EXERCISE INSTRUCTIONS
From the material below, list every line containing "placeholder".

DATA TO PROCESS
** begin **

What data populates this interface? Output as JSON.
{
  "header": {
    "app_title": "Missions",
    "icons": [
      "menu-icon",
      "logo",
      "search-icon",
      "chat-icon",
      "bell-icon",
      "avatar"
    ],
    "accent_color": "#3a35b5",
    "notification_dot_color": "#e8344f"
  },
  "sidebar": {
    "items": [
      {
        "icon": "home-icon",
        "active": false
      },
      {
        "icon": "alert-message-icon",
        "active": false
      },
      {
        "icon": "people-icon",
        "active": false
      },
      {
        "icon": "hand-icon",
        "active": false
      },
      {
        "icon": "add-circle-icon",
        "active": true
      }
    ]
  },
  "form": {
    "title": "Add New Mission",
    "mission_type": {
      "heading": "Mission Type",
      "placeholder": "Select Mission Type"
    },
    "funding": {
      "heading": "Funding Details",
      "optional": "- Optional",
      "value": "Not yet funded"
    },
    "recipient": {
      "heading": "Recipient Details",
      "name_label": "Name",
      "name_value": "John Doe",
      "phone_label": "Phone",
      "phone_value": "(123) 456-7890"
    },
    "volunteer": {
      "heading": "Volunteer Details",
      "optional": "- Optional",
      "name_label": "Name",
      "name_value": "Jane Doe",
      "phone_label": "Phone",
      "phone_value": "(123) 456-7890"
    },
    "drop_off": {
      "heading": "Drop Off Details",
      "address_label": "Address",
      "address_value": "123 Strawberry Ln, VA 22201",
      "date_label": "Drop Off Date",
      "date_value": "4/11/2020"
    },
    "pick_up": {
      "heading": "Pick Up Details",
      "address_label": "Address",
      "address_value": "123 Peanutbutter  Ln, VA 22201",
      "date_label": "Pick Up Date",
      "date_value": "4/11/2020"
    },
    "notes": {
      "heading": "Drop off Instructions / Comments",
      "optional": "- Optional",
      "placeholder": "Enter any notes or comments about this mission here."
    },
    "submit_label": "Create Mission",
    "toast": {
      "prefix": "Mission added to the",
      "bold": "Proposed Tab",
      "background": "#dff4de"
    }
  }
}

** end **

FINISHED EXERCISE
      "placeholder": "Select Mission Type"
      "placeholder": "Enter any notes or comments about this mission here."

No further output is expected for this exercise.